→ **Extracted records**:
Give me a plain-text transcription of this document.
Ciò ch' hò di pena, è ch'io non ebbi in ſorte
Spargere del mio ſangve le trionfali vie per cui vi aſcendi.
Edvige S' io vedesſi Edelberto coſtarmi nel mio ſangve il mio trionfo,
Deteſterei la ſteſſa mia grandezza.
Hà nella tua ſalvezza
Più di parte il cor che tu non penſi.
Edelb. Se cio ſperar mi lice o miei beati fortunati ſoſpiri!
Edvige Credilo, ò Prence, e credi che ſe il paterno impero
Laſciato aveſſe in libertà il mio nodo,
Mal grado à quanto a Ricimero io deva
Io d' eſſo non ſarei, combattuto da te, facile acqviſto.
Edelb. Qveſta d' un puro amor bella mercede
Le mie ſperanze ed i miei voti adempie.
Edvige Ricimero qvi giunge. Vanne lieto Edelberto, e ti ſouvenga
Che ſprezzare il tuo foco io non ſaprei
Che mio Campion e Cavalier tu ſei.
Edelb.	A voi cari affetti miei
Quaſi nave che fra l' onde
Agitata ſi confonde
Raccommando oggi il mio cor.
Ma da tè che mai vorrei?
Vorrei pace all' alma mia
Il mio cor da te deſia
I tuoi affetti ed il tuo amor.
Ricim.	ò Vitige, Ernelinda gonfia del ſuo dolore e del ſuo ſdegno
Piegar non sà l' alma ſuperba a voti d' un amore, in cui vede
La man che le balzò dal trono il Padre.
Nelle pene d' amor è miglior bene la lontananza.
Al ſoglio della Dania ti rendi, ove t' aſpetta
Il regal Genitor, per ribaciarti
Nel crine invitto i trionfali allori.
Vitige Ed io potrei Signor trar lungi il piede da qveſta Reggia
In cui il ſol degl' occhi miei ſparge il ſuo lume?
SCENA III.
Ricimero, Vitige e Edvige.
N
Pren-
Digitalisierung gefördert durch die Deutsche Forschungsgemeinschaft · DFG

→ **Short task**: Retype every entry above, word for word.

→ **Problem solution**:
Give me a plain-text transcription of this document.
Ciò ch' hò di pena, è ch'io non ebbi in ſorte
Spargere del mio ſangve le trionfali vie per cui vi aſcendi.
Edvige S' io vedesſi Edelberto coſtarmi nel mio ſangve il mio trionfo,
Deteſterei la ſteſſa mia grandezza.
Hà nella tua ſalvezza
Più di parte il cor che tu non penſi.
Edelb. Se cio ſperar mi lice o miei beati fortunati ſoſpiri!
Edvige Credilo, ò Prence, e credi che ſe il paterno impero
Laſciato aveſſe in libertà il mio nodo,
Mal grado à quanto a Ricimero io deva
Io d' eſſo non ſarei, combattuto da te, facile acqviſto.
Edelb. Qveſta d' un puro amor bella mercede
Le mie ſperanze ed i miei voti adempie.
Edvige Ricimero qvi giunge. Vanne lieto Edelberto, e ti ſouvenga
Che ſprezzare il tuo foco io non ſaprei
Che mio Campion e Cavalier tu ſei.
Edelb.	A voi cari affetti miei
Quaſi nave che fra l' onde
Agitata ſi confonde
Raccommando oggi il mio cor.
Ma da tè che mai vorrei?
Vorrei pace all' alma mia
Il mio cor da te deſia
I tuoi affetti ed il tuo amor.
Ricim.	ò Vitige, Ernelinda gonfia del ſuo dolore e del ſuo ſdegno
Piegar non sà l' alma ſuperba a voti d' un amore, in cui vede
La man che le balzò dal trono il Padre.
Nelle pene d' amor è miglior bene la lontananza.
Al ſoglio della Dania ti rendi, ove t' aſpetta
Il regal Genitor, per ribaciarti
Nel crine invitto i trionfali allori.
Vitige Ed io potrei Signor trar lungi il piede da qveſta Reggia
In cui il ſol degl' occhi miei ſparge il ſuo lume?
SCENA III.
Ricimero, Vitige e Edvige.
N
Pren-
Digitalisierung gefördert durch die Deutsche Forschungsgemeinschaft · DFG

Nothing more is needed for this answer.